Task objective
Restate the full listing word for word and leave the pictures out.

(begin)

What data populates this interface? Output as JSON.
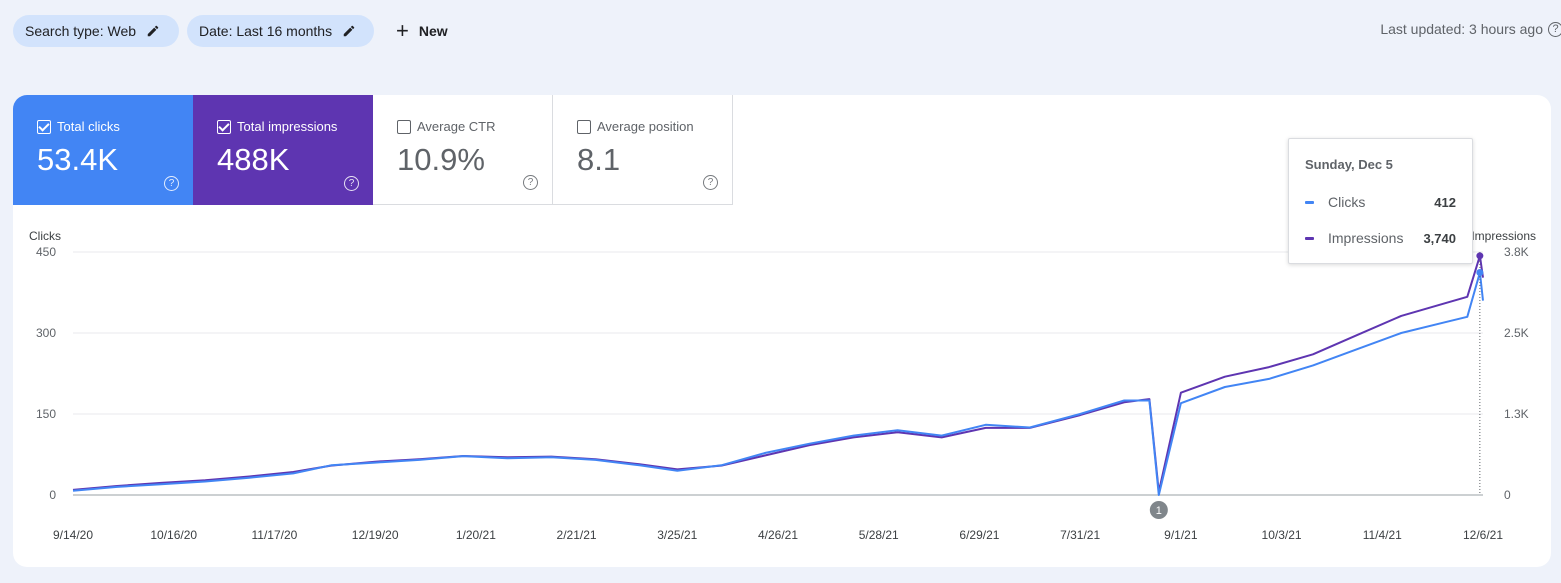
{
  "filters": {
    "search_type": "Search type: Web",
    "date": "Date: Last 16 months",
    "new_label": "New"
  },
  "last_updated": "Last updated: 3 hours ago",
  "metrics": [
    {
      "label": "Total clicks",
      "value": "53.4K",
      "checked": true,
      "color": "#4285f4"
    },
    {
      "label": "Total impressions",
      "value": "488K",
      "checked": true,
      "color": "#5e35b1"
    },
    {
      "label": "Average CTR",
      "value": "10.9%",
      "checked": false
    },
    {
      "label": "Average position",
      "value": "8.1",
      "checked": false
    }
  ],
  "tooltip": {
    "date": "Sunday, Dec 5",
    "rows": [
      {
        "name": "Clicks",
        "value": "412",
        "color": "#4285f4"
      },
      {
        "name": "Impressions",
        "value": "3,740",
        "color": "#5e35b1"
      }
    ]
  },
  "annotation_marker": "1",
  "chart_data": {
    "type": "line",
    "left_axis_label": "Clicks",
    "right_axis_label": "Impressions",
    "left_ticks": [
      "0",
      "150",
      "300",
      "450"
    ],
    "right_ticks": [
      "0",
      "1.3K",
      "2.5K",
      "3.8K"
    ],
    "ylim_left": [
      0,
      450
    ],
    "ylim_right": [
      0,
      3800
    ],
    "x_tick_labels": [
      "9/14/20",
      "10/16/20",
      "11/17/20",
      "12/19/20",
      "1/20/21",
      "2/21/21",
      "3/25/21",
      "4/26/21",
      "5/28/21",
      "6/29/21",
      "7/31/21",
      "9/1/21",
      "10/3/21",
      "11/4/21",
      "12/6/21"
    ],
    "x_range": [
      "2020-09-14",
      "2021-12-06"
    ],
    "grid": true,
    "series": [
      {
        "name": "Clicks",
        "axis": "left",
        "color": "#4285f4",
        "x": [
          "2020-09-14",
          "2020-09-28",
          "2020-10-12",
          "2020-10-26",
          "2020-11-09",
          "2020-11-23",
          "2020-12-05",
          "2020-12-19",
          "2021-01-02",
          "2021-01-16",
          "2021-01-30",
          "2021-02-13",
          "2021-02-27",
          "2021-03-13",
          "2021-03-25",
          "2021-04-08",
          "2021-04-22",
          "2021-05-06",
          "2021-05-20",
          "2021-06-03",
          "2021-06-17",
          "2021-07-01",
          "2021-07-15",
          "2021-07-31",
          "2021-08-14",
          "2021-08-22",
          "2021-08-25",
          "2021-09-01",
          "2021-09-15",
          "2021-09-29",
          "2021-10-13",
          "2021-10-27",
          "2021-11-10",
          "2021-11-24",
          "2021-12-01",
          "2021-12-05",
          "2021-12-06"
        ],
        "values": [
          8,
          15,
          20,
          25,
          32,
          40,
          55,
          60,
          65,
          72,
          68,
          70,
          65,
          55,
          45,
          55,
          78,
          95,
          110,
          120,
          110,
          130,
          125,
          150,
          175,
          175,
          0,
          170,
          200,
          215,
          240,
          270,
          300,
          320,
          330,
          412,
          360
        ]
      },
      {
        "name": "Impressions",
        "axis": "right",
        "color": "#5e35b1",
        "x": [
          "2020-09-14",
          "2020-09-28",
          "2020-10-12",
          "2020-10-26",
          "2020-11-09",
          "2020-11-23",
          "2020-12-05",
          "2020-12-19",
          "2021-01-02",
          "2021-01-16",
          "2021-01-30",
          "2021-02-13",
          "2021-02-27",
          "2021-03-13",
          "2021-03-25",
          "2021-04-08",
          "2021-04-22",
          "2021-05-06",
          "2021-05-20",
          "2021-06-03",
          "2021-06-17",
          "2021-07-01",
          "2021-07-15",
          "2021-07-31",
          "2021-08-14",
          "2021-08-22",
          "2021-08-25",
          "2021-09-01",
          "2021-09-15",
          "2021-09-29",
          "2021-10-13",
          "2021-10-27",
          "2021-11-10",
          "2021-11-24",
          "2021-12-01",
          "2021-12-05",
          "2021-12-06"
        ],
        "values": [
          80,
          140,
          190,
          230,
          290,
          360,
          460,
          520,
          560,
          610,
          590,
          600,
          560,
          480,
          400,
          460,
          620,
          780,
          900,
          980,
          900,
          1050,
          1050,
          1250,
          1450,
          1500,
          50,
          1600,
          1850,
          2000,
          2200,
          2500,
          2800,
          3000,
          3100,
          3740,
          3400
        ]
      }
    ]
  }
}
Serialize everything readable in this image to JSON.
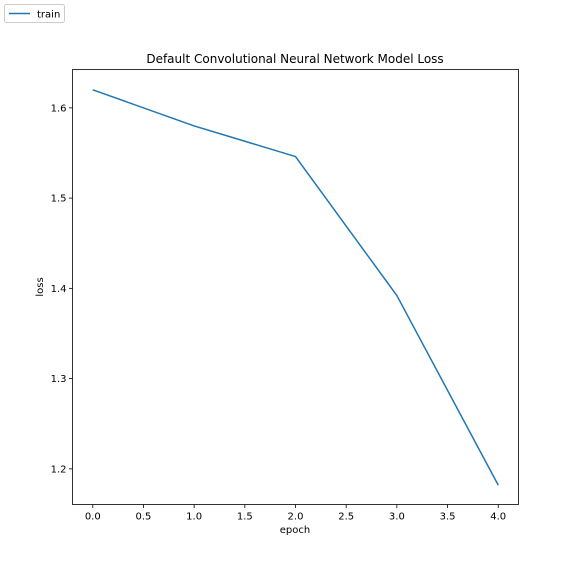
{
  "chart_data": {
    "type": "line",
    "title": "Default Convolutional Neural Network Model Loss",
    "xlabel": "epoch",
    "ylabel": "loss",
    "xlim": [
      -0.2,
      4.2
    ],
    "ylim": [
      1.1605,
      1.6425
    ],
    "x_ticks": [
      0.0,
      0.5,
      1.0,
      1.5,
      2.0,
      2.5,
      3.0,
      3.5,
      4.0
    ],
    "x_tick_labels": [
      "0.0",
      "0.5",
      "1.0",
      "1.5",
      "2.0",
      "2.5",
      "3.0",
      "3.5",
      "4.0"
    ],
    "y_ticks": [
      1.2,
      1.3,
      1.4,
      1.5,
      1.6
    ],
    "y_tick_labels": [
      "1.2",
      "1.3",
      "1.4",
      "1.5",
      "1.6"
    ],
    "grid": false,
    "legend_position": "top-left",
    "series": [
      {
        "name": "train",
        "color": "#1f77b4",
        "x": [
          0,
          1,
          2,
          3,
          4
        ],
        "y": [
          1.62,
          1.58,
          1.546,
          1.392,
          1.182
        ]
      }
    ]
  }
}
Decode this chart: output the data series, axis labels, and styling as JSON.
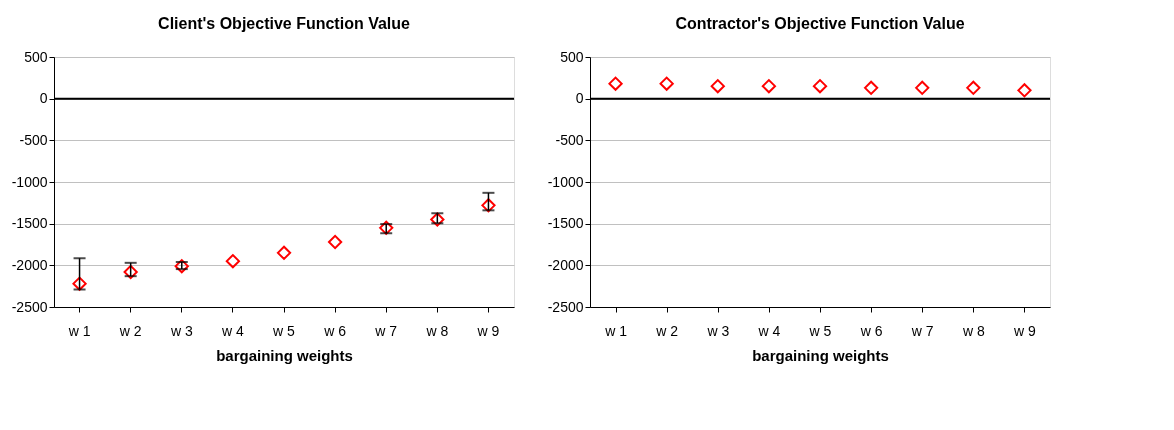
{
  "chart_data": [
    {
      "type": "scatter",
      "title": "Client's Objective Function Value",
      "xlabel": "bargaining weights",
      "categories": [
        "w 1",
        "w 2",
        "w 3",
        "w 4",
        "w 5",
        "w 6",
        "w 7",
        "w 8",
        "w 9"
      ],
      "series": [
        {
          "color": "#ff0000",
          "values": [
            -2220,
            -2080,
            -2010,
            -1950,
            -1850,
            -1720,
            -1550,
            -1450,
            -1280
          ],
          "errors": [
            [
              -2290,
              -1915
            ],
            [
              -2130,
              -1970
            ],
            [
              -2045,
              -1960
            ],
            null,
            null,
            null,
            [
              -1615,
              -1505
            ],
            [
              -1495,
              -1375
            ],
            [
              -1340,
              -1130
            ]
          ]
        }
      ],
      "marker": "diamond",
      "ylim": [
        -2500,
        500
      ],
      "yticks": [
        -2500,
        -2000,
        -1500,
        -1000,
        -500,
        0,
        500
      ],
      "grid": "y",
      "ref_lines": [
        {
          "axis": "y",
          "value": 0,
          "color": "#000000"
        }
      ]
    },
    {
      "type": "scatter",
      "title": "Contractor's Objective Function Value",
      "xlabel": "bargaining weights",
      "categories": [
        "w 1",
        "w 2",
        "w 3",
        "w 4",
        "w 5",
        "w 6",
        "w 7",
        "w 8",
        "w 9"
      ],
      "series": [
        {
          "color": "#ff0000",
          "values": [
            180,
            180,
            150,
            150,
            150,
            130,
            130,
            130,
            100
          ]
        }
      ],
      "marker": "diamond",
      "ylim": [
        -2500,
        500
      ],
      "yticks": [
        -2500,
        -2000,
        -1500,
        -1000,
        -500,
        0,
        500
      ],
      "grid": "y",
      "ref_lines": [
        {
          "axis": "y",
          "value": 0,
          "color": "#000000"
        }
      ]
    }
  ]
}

(end)

Finished exercise
What data populates this interface? Output as JSON.
{
  "filters": {
    "search_type": "Search type: Web",
    "date": "Date: Last 16 months",
    "new_label": "New"
  },
  "last_updated": "Last updated: 3 hours ago",
  "metrics": [
    {
      "label": "Total clicks",
      "value": "53.4K",
      "checked": true,
      "color": "#4285f4"
    },
    {
      "label": "Total impressions",
      "value": "488K",
      "checked": true,
      "color": "#5e35b1"
    },
    {
      "label": "Average CTR",
      "value": "10.9%",
      "checked": false
    },
    {
      "label": "Average position",
      "value": "8.1",
      "checked": false
    }
  ],
  "tooltip": {
    "date": "Sunday, Dec 5",
    "rows": [
      {
        "name": "Clicks",
        "value": "412",
        "color": "#4285f4"
      },
      {
        "name": "Impressions",
        "value": "3,740",
        "color": "#5e35b1"
      }
    ]
  },
  "annotation_marker": "1",
  "chart_data": {
    "type": "line",
    "left_axis_label": "Clicks",
    "right_axis_label": "Impressions",
    "left_ticks": [
      "0",
      "150",
      "300",
      "450"
    ],
    "right_ticks": [
      "0",
      "1.3K",
      "2.5K",
      "3.8K"
    ],
    "ylim_left": [
      0,
      450
    ],
    "ylim_right": [
      0,
      3800
    ],
    "x_tick_labels": [
      "9/14/20",
      "10/16/20",
      "11/17/20",
      "12/19/20",
      "1/20/21",
      "2/21/21",
      "3/25/21",
      "4/26/21",
      "5/28/21",
      "6/29/21",
      "7/31/21",
      "9/1/21",
      "10/3/21",
      "11/4/21",
      "12/6/21"
    ],
    "x_range": [
      "2020-09-14",
      "2021-12-06"
    ],
    "grid": true,
    "series": [
      {
        "name": "Clicks",
        "axis": "left",
        "color": "#4285f4",
        "x": [
          "2020-09-14",
          "2020-09-28",
          "2020-10-12",
          "2020-10-26",
          "2020-11-09",
          "2020-11-23",
          "2020-12-05",
          "2020-12-19",
          "2021-01-02",
          "2021-01-16",
          "2021-01-30",
          "2021-02-13",
          "2021-02-27",
          "2021-03-13",
          "2021-03-25",
          "2021-04-08",
          "2021-04-22",
          "2021-05-06",
          "2021-05-20",
          "2021-06-03",
          "2021-06-17",
          "2021-07-01",
          "2021-07-15",
          "2021-07-31",
          "2021-08-14",
          "2021-08-22",
          "2021-08-25",
          "2021-09-01",
          "2021-09-15",
          "2021-09-29",
          "2021-10-13",
          "2021-10-27",
          "2021-11-10",
          "2021-11-24",
          "2021-12-01",
          "2021-12-05",
          "2021-12-06"
        ],
        "values": [
          8,
          15,
          20,
          25,
          32,
          40,
          55,
          60,
          65,
          72,
          68,
          70,
          65,
          55,
          45,
          55,
          78,
          95,
          110,
          120,
          110,
          130,
          125,
          150,
          175,
          175,
          0,
          170,
          200,
          215,
          240,
          270,
          300,
          320,
          330,
          412,
          360
        ]
      },
      {
        "name": "Impressions",
        "axis": "right",
        "color": "#5e35b1",
        "x": [
          "2020-09-14",
          "2020-09-28",
          "2020-10-12",
          "2020-10-26",
          "2020-11-09",
          "2020-11-23",
          "2020-12-05",
          "2020-12-19",
          "2021-01-02",
          "2021-01-16",
          "2021-01-30",
          "2021-02-13",
          "2021-02-27",
          "2021-03-13",
          "2021-03-25",
          "2021-04-08",
          "2021-04-22",
          "2021-05-06",
          "2021-05-20",
          "2021-06-03",
          "2021-06-17",
          "2021-07-01",
          "2021-07-15",
          "2021-07-31",
          "2021-08-14",
          "2021-08-22",
          "2021-08-25",
          "2021-09-01",
          "2021-09-15",
          "2021-09-29",
          "2021-10-13",
          "2021-10-27",
          "2021-11-10",
          "2021-11-24",
          "2021-12-01",
          "2021-12-05",
          "2021-12-06"
        ],
        "values": [
          80,
          140,
          190,
          230,
          290,
          360,
          460,
          520,
          560,
          610,
          590,
          600,
          560,
          480,
          400,
          460,
          620,
          780,
          900,
          980,
          900,
          1050,
          1050,
          1250,
          1450,
          1500,
          50,
          1600,
          1850,
          2000,
          2200,
          2500,
          2800,
          3000,
          3100,
          3740,
          3400
        ]
      }
    ]
  }
}
Serialize everything readable in this image to JSON.
{
  "chart_data": {
    "type": "line",
    "title": "Default Convolutional Neural Network Model Loss",
    "xlabel": "epoch",
    "ylabel": "loss",
    "xlim": [
      -0.2,
      4.2
    ],
    "ylim": [
      1.1605,
      1.6425
    ],
    "x_ticks": [
      0.0,
      0.5,
      1.0,
      1.5,
      2.0,
      2.5,
      3.0,
      3.5,
      4.0
    ],
    "x_tick_labels": [
      "0.0",
      "0.5",
      "1.0",
      "1.5",
      "2.0",
      "2.5",
      "3.0",
      "3.5",
      "4.0"
    ],
    "y_ticks": [
      1.2,
      1.3,
      1.4,
      1.5,
      1.6
    ],
    "y_tick_labels": [
      "1.2",
      "1.3",
      "1.4",
      "1.5",
      "1.6"
    ],
    "grid": false,
    "legend_position": "top-left",
    "series": [
      {
        "name": "train",
        "color": "#1f77b4",
        "x": [
          0,
          1,
          2,
          3,
          4
        ],
        "y": [
          1.62,
          1.58,
          1.546,
          1.392,
          1.182
        ]
      }
    ]
  }
}
Decode this chart: output the data series, axis labels, and styling as JSON.
{
  "chart_data": [
    {
      "type": "scatter",
      "title": "Client's Objective Function Value",
      "xlabel": "bargaining weights",
      "categories": [
        "w 1",
        "w 2",
        "w 3",
        "w 4",
        "w 5",
        "w 6",
        "w 7",
        "w 8",
        "w 9"
      ],
      "series": [
        {
          "color": "#ff0000",
          "values": [
            -2220,
            -2080,
            -2010,
            -1950,
            -1850,
            -1720,
            -1550,
            -1450,
            -1280
          ],
          "errors": [
            [
              -2290,
              -1915
            ],
            [
              -2130,
              -1970
            ],
            [
              -2045,
              -1960
            ],
            null,
            null,
            null,
            [
              -1615,
              -1505
            ],
            [
              -1495,
              -1375
            ],
            [
              -1340,
              -1130
            ]
          ]
        }
      ],
      "marker": "diamond",
      "ylim": [
        -2500,
        500
      ],
      "yticks": [
        -2500,
        -2000,
        -1500,
        -1000,
        -500,
        0,
        500
      ],
      "grid": "y",
      "ref_lines": [
        {
          "axis": "y",
          "value": 0,
          "color": "#000000"
        }
      ]
    },
    {
      "type": "scatter",
      "title": "Contractor's Objective Function Value",
      "xlabel": "bargaining weights",
      "categories": [
        "w 1",
        "w 2",
        "w 3",
        "w 4",
        "w 5",
        "w 6",
        "w 7",
        "w 8",
        "w 9"
      ],
      "series": [
        {
          "color": "#ff0000",
          "values": [
            180,
            180,
            150,
            150,
            150,
            130,
            130,
            130,
            100
          ]
        }
      ],
      "marker": "diamond",
      "ylim": [
        -2500,
        500
      ],
      "yticks": [
        -2500,
        -2000,
        -1500,
        -1000,
        -500,
        0,
        500
      ],
      "grid": "y",
      "ref_lines": [
        {
          "axis": "y",
          "value": 0,
          "color": "#000000"
        }
      ]
    }
  ]
}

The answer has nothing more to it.